§ What needs to be done
Rewrite the lines from the one containing "bar-control-3 [271,203,296,249]" through the one containing "bar-lactose-free-1 [101,176,126,249]", inclusive, with "legend-frame" changed to "legend-box" and nothing else altered.

- - - - -

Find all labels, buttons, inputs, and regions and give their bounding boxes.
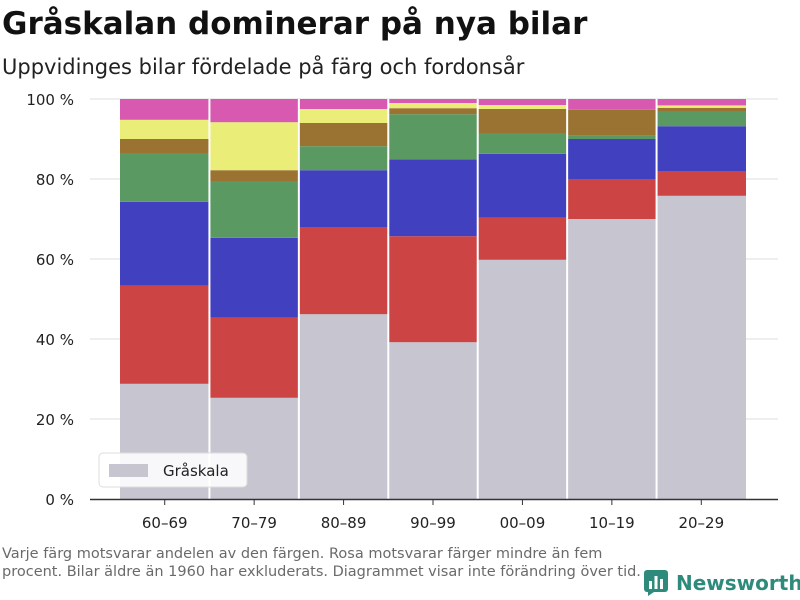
bar-segment [477,259,568,499]
bar-segment [388,236,478,343]
brand-logo: Newsworthy [644,568,800,598]
bar-segment [298,123,389,147]
bar-segment [477,105,568,109]
axis-layer: 0 % 20 % 40 % 60 % 80 % 100 % 60–69 70–79 80–89 9… [26,91,778,532]
legend-swatch [109,464,148,477]
bar-segment [477,133,568,154]
bar-segment [298,99,389,109]
y-tick-label: 0 % [45,491,74,509]
bar-segment [298,109,389,123]
bar-segment [656,107,746,111]
x-tick-label: 20–29 [678,514,724,532]
bar-segment [388,103,478,109]
bar-segment [120,99,210,120]
x-tick-label: 70–79 [231,514,277,532]
bar-segment [209,181,299,238]
x-tick-label: 60–69 [142,514,188,532]
brand-name: Newsworthy [676,571,800,595]
bar-segment [120,153,210,202]
footnote: Varje färg motsvarar andelen av den färg… [2,546,641,580]
bar-segment [656,126,746,171]
y-tick-label: 100 % [26,91,74,109]
bars-layer [120,99,746,500]
bar-chart-logo-icon [644,570,668,596]
legend: Gråskala [98,452,248,488]
x-tick-label: 00–09 [500,514,546,532]
bar-segment [120,285,210,384]
bar-segment [656,111,746,127]
bar-segment [120,139,210,153]
x-tick-label: 80–89 [321,514,367,532]
bar-segment [209,237,299,318]
x-tick-label: 10–19 [589,514,635,532]
y-tick-label: 60 % [36,251,74,269]
y-tick-label: 20 % [36,411,74,429]
bar-segment [209,170,299,181]
bar-segment [388,114,478,160]
legend-box [98,452,248,488]
bar-segment [298,146,389,171]
bar-segment [477,217,568,260]
bar-segment [567,139,657,179]
bar-segment [567,135,657,139]
bar-segment [656,195,746,500]
chart-title: Gråskalan dominerar på nya bilar [2,6,588,42]
bar-segment [209,317,299,398]
bar-segment [388,108,478,115]
bar-segment [120,201,210,286]
bar-segment [567,219,657,499]
bar-segment [388,99,478,103]
bar-segment [477,99,568,105]
bar-segment [209,99,299,123]
bar-segment [567,99,657,110]
bar-segment [298,170,389,227]
legend-label: Gråskala [163,462,229,480]
bar-segment [477,109,568,133]
bar-segment [209,122,299,171]
bar-segment [656,105,746,108]
bar-segment [388,159,478,237]
bar-segment [120,119,210,139]
bar-segment [567,179,657,219]
bar-segment [567,109,657,136]
bar-segment [298,227,389,315]
y-tick-label: 40 % [36,331,74,349]
y-tick-label: 80 % [36,171,74,189]
bar-segment [298,314,389,499]
chart-subtitle: Uppvidinges bilar fördelade på färg och … [2,55,525,79]
bar-segment [656,99,746,106]
bar-segment [656,171,746,196]
x-tick-label: 90–99 [410,514,456,532]
bar-segment [388,342,478,499]
bar-segment [477,153,568,218]
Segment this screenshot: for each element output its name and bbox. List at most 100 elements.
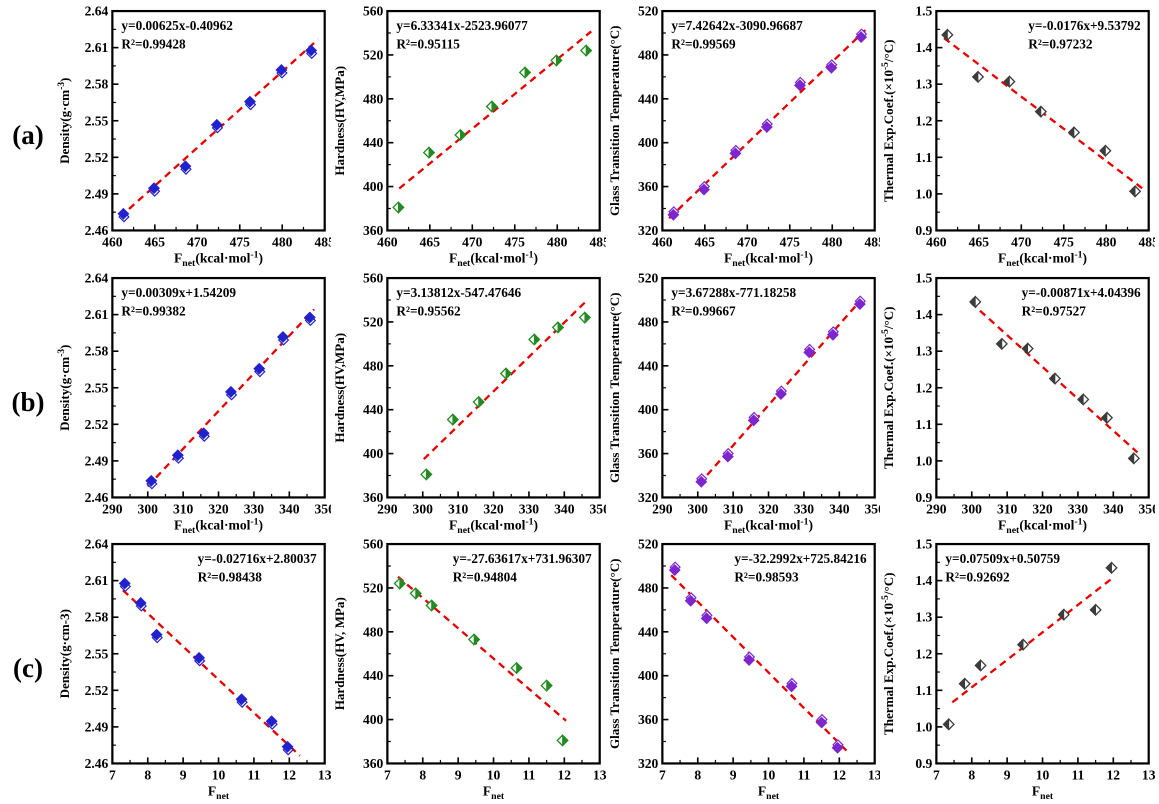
svg-text:290: 290: [102, 501, 123, 516]
svg-text:7: 7: [933, 768, 940, 783]
panel-a1: 460 465 470 475 480 485 2.46 2.49 2.52 2.55 2.58 2.…: [56, 2, 331, 269]
svg-text:560: 560: [363, 270, 384, 285]
svg-text:R²=0.99428: R²=0.99428: [121, 36, 186, 51]
svg-text:2.55: 2.55: [85, 113, 109, 128]
svg-text:310: 310: [448, 501, 469, 516]
svg-text:460: 460: [652, 235, 673, 250]
svg-text:R²=0.94804: R²=0.94804: [452, 570, 517, 585]
svg-text:Hardness(HV, MPa): Hardness(HV, MPa): [332, 598, 347, 711]
svg-text:440: 440: [637, 625, 658, 640]
svg-text:2.55: 2.55: [85, 380, 109, 395]
svg-text:Density(g·cm-3): Density(g·cm-3): [57, 344, 72, 430]
svg-text:Fnet(kcal·mol-1): Fnet(kcal·mol-1): [174, 516, 263, 535]
svg-text:11: 11: [522, 768, 535, 783]
svg-text:Fnet: Fnet: [1032, 784, 1054, 802]
svg-text:520: 520: [637, 270, 658, 285]
plot-tg-vs-fnet-a: 460 465 470 475 480 485 320 360 400 440 480 520 Fnet…: [607, 4, 881, 269]
svg-text:475: 475: [504, 235, 525, 250]
svg-text:9: 9: [454, 768, 461, 783]
svg-text:400: 400: [363, 179, 384, 194]
svg-text:12: 12: [832, 768, 846, 783]
svg-text:320: 320: [637, 490, 658, 505]
svg-text:R²=0.95115: R²=0.95115: [396, 36, 460, 51]
svg-text:Thermal Exp.Coef.(×10-5/°C): Thermal Exp.Coef.(×10-5/°C): [881, 306, 896, 469]
svg-text:y=7.42642x-3090.96687: y=7.42642x-3090.96687: [671, 18, 803, 33]
svg-text:290: 290: [652, 501, 673, 516]
svg-text:460: 460: [926, 235, 947, 250]
svg-text:310: 310: [173, 501, 194, 516]
svg-text:320: 320: [637, 223, 658, 238]
svg-text:10: 10: [212, 768, 226, 783]
svg-text:340: 340: [1103, 501, 1124, 516]
svg-text:1.5: 1.5: [916, 4, 933, 19]
svg-text:475: 475: [779, 235, 800, 250]
svg-text:Glass Transition Temperature(°: Glass Transition Temperature(°C): [607, 25, 622, 216]
svg-text:Thermal Exp.Coef.(×10-5/°C): Thermal Exp.Coef.(×10-5/°C): [881, 39, 896, 202]
svg-text:2.46: 2.46: [85, 756, 109, 771]
svg-text:460: 460: [102, 235, 123, 250]
svg-text:1.1: 1.1: [916, 683, 933, 698]
svg-text:10: 10: [486, 768, 500, 783]
svg-text:1.2: 1.2: [916, 380, 933, 395]
svg-text:Hardness(HV,MPa): Hardness(HV,MPa): [332, 333, 347, 443]
svg-text:R²=0.97232: R²=0.97232: [1028, 36, 1093, 51]
plot-hardness-vs-fnet-b: 290 300 310 320 330 340 350 360 400 440 480 520 560 F…: [332, 270, 606, 535]
svg-text:y=3.67288x-771.18258: y=3.67288x-771.18258: [671, 285, 796, 300]
svg-text:R²=0.98593: R²=0.98593: [734, 570, 799, 585]
svg-text:480: 480: [637, 314, 658, 329]
plot-density-vs-fnet-b: 290 300 310 320 330 340 350 2.46 2.49 2.52 2.55 2.5…: [57, 270, 331, 535]
svg-text:330: 330: [793, 501, 814, 516]
svg-text:1.5: 1.5: [916, 270, 933, 285]
svg-text:y=-27.63617x+731.96307: y=-27.63617x+731.96307: [452, 552, 591, 567]
svg-text:R²=0.98438: R²=0.98438: [198, 570, 263, 585]
svg-text:Density(g·cm-3): Density(g·cm-3): [57, 609, 72, 698]
svg-text:480: 480: [637, 581, 658, 596]
svg-text:R²=0.99667: R²=0.99667: [671, 303, 736, 318]
svg-text:12: 12: [1107, 768, 1121, 783]
panel-a4: 460 465 470 475 480 485 0.9 1.0 1.1 1.2 1.3 1.4 1.5 F…: [880, 2, 1155, 269]
svg-text:340: 340: [554, 501, 575, 516]
panel-c1: 7 8 9 10 11 12 13 2.46 2.49 2.52 2.55 2.58 2.61 2.64 F…: [56, 535, 331, 802]
svg-text:10: 10: [1036, 768, 1050, 783]
plot-tg-vs-fnet-c: 7 8 9 10 11 12 13 320 360 400 440 480 520 Fnet Glass T…: [607, 537, 881, 802]
svg-text:R²=0.95562: R²=0.95562: [396, 303, 461, 318]
panel-c2: 7 8 9 10 11 12 13 360 400 440 480 520 560 Fnet Hardnes…: [331, 535, 606, 802]
svg-text:2.58: 2.58: [85, 343, 109, 358]
row-label-a: (a): [12, 119, 44, 150]
svg-text:470: 470: [187, 235, 208, 250]
svg-text:2.46: 2.46: [85, 223, 109, 238]
svg-text:480: 480: [547, 235, 568, 250]
svg-text:2.55: 2.55: [85, 647, 109, 662]
svg-text:1.0: 1.0: [916, 453, 933, 468]
svg-text:Fnet(kcal·mol-1): Fnet(kcal·mol-1): [998, 250, 1087, 269]
svg-text:1.4: 1.4: [916, 307, 933, 322]
svg-text:300: 300: [412, 501, 433, 516]
svg-text:320: 320: [1033, 501, 1054, 516]
row-label-c: (c): [13, 653, 43, 684]
svg-text:7: 7: [658, 768, 665, 783]
svg-text:Fnet(kcal·mol-1): Fnet(kcal·mol-1): [724, 250, 813, 269]
svg-text:y=6.33341x-2523.96077: y=6.33341x-2523.96077: [396, 18, 528, 33]
svg-text:400: 400: [637, 669, 658, 684]
svg-text:290: 290: [926, 501, 947, 516]
svg-text:8: 8: [694, 768, 701, 783]
svg-text:Fnet: Fnet: [757, 784, 779, 802]
svg-text:12: 12: [283, 768, 297, 783]
svg-text:520: 520: [363, 47, 384, 62]
svg-text:13: 13: [1142, 768, 1155, 783]
svg-text:10: 10: [761, 768, 775, 783]
svg-text:440: 440: [363, 402, 384, 417]
svg-text:1.4: 1.4: [916, 574, 933, 589]
svg-text:350: 350: [589, 501, 605, 516]
svg-text:Fnet(kcal·mol-1): Fnet(kcal·mol-1): [449, 250, 538, 269]
svg-text:Fnet(kcal·mol-1): Fnet(kcal·mol-1): [724, 516, 813, 535]
svg-text:2.52: 2.52: [85, 683, 109, 698]
svg-text:2.52: 2.52: [85, 150, 109, 165]
svg-text:470: 470: [462, 235, 483, 250]
svg-text:1.2: 1.2: [916, 647, 933, 662]
svg-text:Thermal Exp.Coef.(×10-5/°C): Thermal Exp.Coef.(×10-5/°C): [881, 573, 896, 736]
svg-text:y=-0.00871x+4.04396: y=-0.00871x+4.04396: [1022, 285, 1141, 300]
panel-b1: 290 300 310 320 330 340 350 2.46 2.49 2.52 2.55 2.5…: [56, 269, 331, 535]
svg-text:360: 360: [637, 446, 658, 461]
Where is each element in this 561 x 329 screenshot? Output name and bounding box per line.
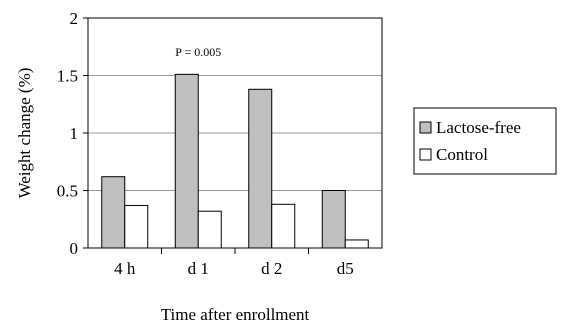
bar-control-3 [271,203,296,249]
bar-control-1 [124,204,149,249]
legend-frame [413,107,557,175]
legend-swatch-lactose-free [419,121,432,134]
x-axis-label: Time after enrollment [161,305,310,324]
y-tick-label: 0 [70,239,79,258]
y-tick-label: 2 [70,9,79,28]
p-value-annotation: P = 0.005 [175,45,221,59]
y-axis-label: Weight change (%) [15,68,34,199]
bar-lactose-free-4 [321,190,346,249]
bar-lactose-free-3 [248,88,273,249]
bar-control-2 [197,210,222,249]
x-tick-label: d 2 [261,259,282,278]
bar-lactose-free-1 [101,176,126,249]
y-tick-label: 1 [70,124,79,143]
x-tick-label: d 1 [188,259,209,278]
legend: Lactose-free Control [413,107,557,175]
x-tick-label: d5 [337,259,354,278]
legend-swatch-control [419,148,432,161]
y-axis-ticks: 0 0.5 1 1.5 2 [57,9,88,258]
bar-lactose-free-2 [174,73,199,249]
x-axis-ticks: 4 h d 1 d 2 d5 [114,248,354,278]
gridlines [88,75,382,191]
y-tick-label: 1.5 [57,67,78,86]
bar-control-4 [344,239,369,249]
bars [101,73,369,249]
legend-label-lactose-free: Lactose-free [436,118,521,137]
y-tick-label: 0.5 [57,182,78,201]
legend-label-control: Control [436,145,488,164]
x-tick-label: 4 h [114,259,136,278]
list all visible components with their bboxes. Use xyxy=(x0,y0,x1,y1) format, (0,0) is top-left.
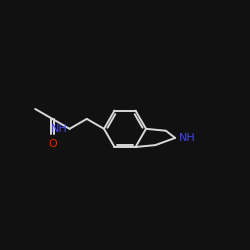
Text: NH: NH xyxy=(179,133,196,143)
Text: O: O xyxy=(48,139,57,149)
Text: NH: NH xyxy=(51,124,68,134)
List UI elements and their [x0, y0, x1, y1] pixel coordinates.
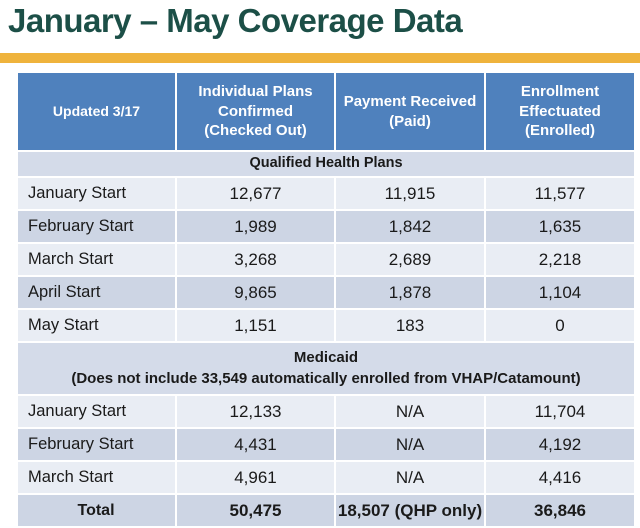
total-label-cell: Total	[18, 495, 175, 526]
enrolled-cell: 1,104	[538, 282, 582, 302]
medicaid-section-line1: Medicaid	[293, 349, 359, 367]
enrolled-cell: 11,704	[534, 401, 586, 421]
enrolled-cell: 4,192	[538, 434, 582, 454]
enrolled-cell: 0	[555, 315, 565, 335]
table-row: March Start 3,268 2,689 2,218	[18, 244, 634, 275]
total-enrolled-cell: 36,846	[486, 495, 634, 526]
paid-cell: 2,689	[388, 249, 432, 269]
row-label-cell: April Start	[28, 283, 101, 301]
medicaid-section-row: Medicaid (Does not include 33,549 automa…	[18, 343, 634, 394]
table-row: April Start 9,865 1,878 1,104	[18, 277, 634, 308]
header-row: Updated 3/17 Individual Plans Confirmed …	[18, 73, 634, 150]
enrolled-cell: 11,577	[534, 183, 586, 203]
paid-cell: N/A	[395, 467, 425, 487]
qhp-section-row: Qualified Health Plans	[18, 152, 634, 176]
paid-column-header: Payment Received (Paid)	[336, 73, 484, 150]
row-label-cell: February Start	[28, 217, 134, 235]
confirmed-cell: 4,431	[234, 434, 277, 454]
paid-cell: 1,878	[388, 282, 432, 302]
total-row: Total 50,475 18,507 (QHP only) 36,846	[18, 495, 634, 526]
table-row: January Start 12,677 11,915 11,577	[18, 178, 634, 209]
confirmed-column-header: Individual Plans Confirmed (Checked Out)	[177, 73, 334, 150]
row-label-cell: January Start	[28, 402, 127, 420]
table-row: February Start 1,989 1,842 1,635	[18, 211, 634, 242]
enrolled-column-header: Enrollment Effectuated (Enrolled)	[486, 73, 634, 150]
updated-date-header: Updated 3/17	[18, 73, 175, 150]
enrolled-cell: 1,635	[538, 216, 582, 236]
row-label-cell: January Start	[28, 184, 127, 202]
confirmed-cell: 12,133	[229, 401, 282, 421]
confirmed-cell: 3,268	[234, 249, 277, 269]
confirmed-cell: 1,151	[234, 315, 277, 335]
enrolled-cell: 4,416	[538, 467, 582, 487]
medicaid-section-line2: (Does not include 33,549 automatically e…	[71, 369, 581, 387]
table-row: February Start 4,431 N/A 4,192	[18, 429, 634, 460]
confirmed-cell: 12,677	[229, 183, 282, 203]
medicaid-section-title: Medicaid (Does not include 33,549 automa…	[18, 343, 634, 394]
row-label-cell: May Start	[28, 316, 99, 334]
confirmed-cell: 1,989	[234, 216, 277, 236]
confirmed-cell: 9,865	[234, 282, 277, 302]
row-label-cell: March Start	[28, 468, 114, 486]
row-label-cell: February Start	[28, 435, 134, 453]
table-row: January Start 12,133 N/A 11,704	[18, 396, 634, 427]
paid-cell: N/A	[395, 434, 425, 454]
title-accent-bar	[0, 53, 640, 63]
total-paid-cell: 18,507 (QHP only)	[336, 495, 484, 526]
confirmed-cell: 4,961	[234, 467, 277, 487]
qhp-section-title: Qualified Health Plans	[18, 152, 634, 176]
table-row: March Start 4,961 N/A 4,416	[18, 462, 634, 493]
coverage-data-table: Updated 3/17 Individual Plans Confirmed …	[16, 71, 636, 528]
paid-cell: 11,915	[384, 183, 436, 203]
paid-cell: 1,842	[388, 216, 432, 236]
total-confirmed-cell: 50,475	[177, 495, 334, 526]
paid-cell: N/A	[395, 401, 425, 421]
row-label-cell: March Start	[28, 250, 114, 268]
enrolled-cell: 2,218	[538, 249, 582, 269]
page-title: January – May Coverage Data	[8, 2, 463, 39]
table-row: May Start 1,151 183 0	[18, 310, 634, 341]
paid-cell: 183	[395, 315, 425, 335]
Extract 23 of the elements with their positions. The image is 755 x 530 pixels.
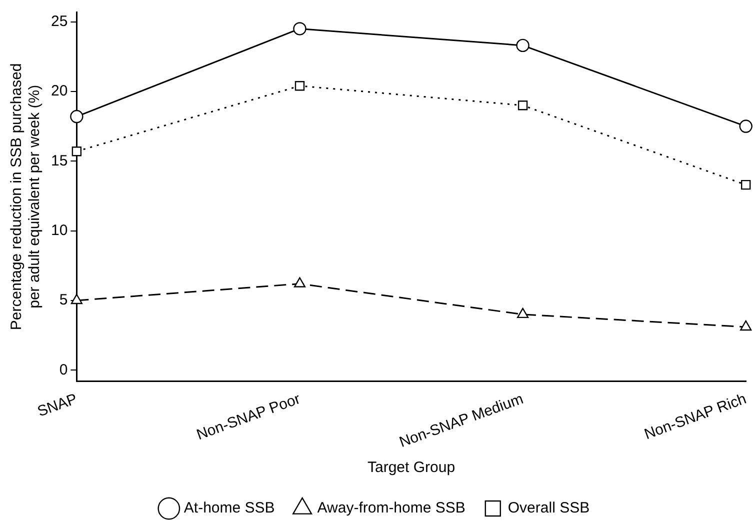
point [518, 100, 528, 110]
point [294, 81, 305, 91]
y-axis-title: Percentage reduction in SSB purchased per adult equivalent per week (%) [8, 63, 44, 330]
y-tick-label: 25 [50, 12, 68, 30]
legend-label: Away-from-home SSB [317, 500, 466, 517]
point [516, 38, 530, 52]
y-tick-label: 5 [59, 292, 68, 309]
point [739, 120, 752, 133]
legend-label: Overall SSB [508, 500, 590, 517]
x-axis-title: Target Group [367, 459, 456, 476]
point [293, 22, 306, 36]
x-tick-label: SNAP [35, 390, 80, 420]
point [516, 308, 529, 318]
y-tick-label: 0 [59, 361, 68, 378]
point [70, 110, 84, 124]
y-tick-label: 15 [50, 152, 68, 170]
point [294, 277, 306, 288]
legend-label: At-home SSB [184, 500, 275, 517]
point [72, 146, 82, 156]
point [741, 180, 751, 190]
point [740, 320, 752, 331]
y-tick-label: 10 [50, 222, 68, 239]
y-tick-label: 20 [50, 82, 68, 100]
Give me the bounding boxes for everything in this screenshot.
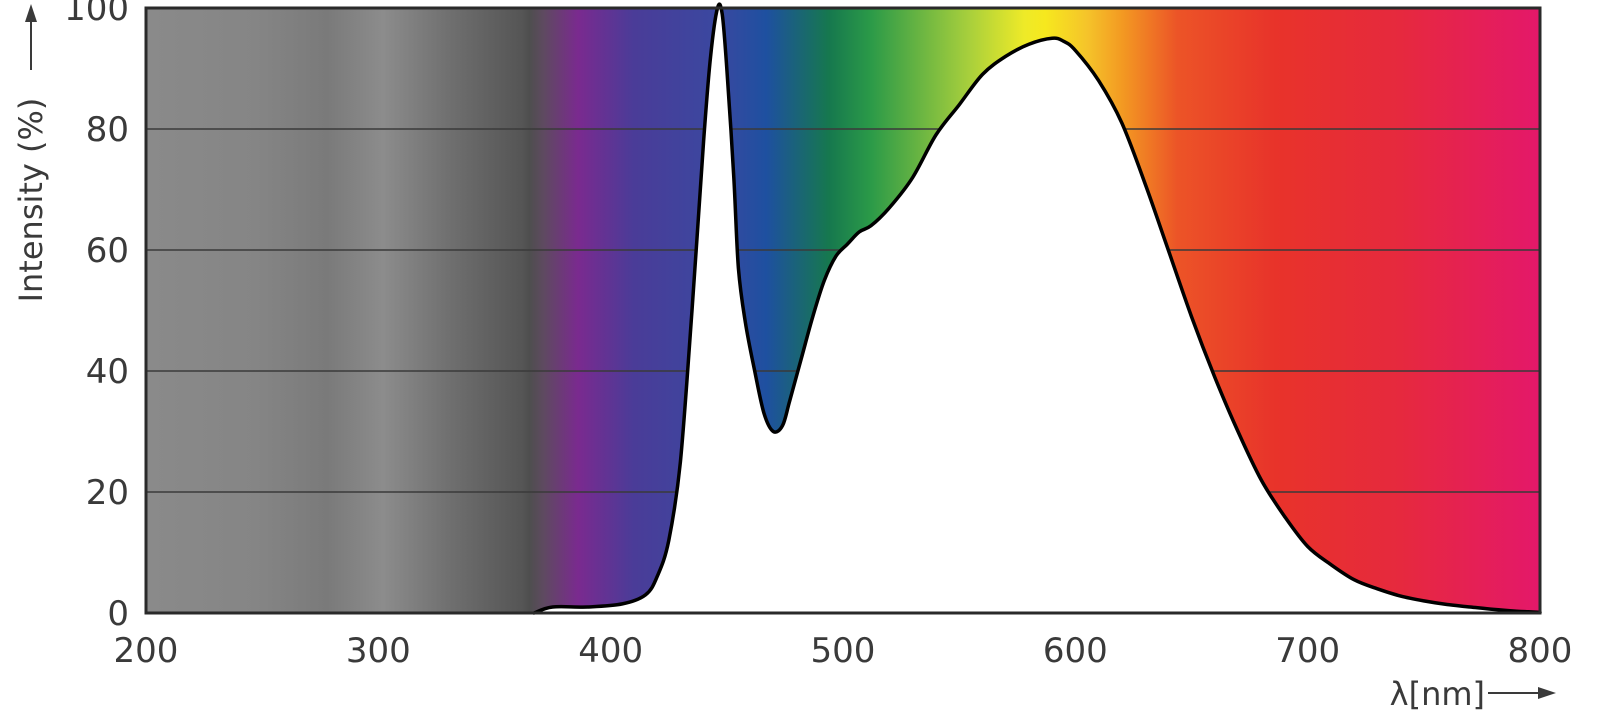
spectrum-line xyxy=(532,2,1542,615)
x-tick-label: 700 xyxy=(1275,631,1340,671)
y-tick-label: 40 xyxy=(86,352,129,392)
plot-frame xyxy=(144,6,1542,615)
x-tick-labels: 200 300 400 500 600 700 800 xyxy=(114,631,1573,671)
y-axis-arrow-head xyxy=(25,4,37,22)
x-tick-label: 800 xyxy=(1508,631,1573,671)
x-axis-title: λ[nm] xyxy=(1390,675,1485,713)
y-tick-label: 20 xyxy=(86,473,129,513)
x-tick-label: 300 xyxy=(346,631,411,671)
x-tick-label: 600 xyxy=(1043,631,1108,671)
y-tick-label: 80 xyxy=(86,110,129,150)
y-tick-label: 60 xyxy=(86,231,129,271)
x-axis-arrow-head xyxy=(1538,687,1556,699)
y-tick-label: 0 xyxy=(107,594,129,634)
x-tick-label: 400 xyxy=(578,631,643,671)
y-tick-labels: 0 20 40 60 80 100 xyxy=(64,0,129,634)
x-tick-label: 500 xyxy=(811,631,876,671)
x-tick-label: 200 xyxy=(114,631,179,671)
y-axis-title: Intensity (%) xyxy=(12,98,50,303)
y-tick-label: 100 xyxy=(64,0,129,29)
spectrum-area xyxy=(534,4,1540,613)
spectrum-series xyxy=(532,2,1542,615)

- - - - -

§ Task answer
bar-control-3 [271,203,296,249]
bar-control-1 [124,204,149,249]
legend-box [413,107,557,175]
legend-swatch-lactose-free [419,121,432,134]
x-axis-label: Time after enrollment [161,305,310,324]
y-tick-label: 0 [70,239,79,258]
y-tick-label: 2 [70,9,79,28]
p-value-annotation: P = 0.005 [175,45,221,59]
y-axis-label: Weight change (%) [15,68,34,199]
bar-lactose-free-4 [321,190,346,249]
bar-lactose-free-3 [248,88,273,249]
bar-control-2 [197,210,222,249]
x-tick-label: d 2 [261,259,282,278]
bar-lactose-free-1 [101,176,126,249]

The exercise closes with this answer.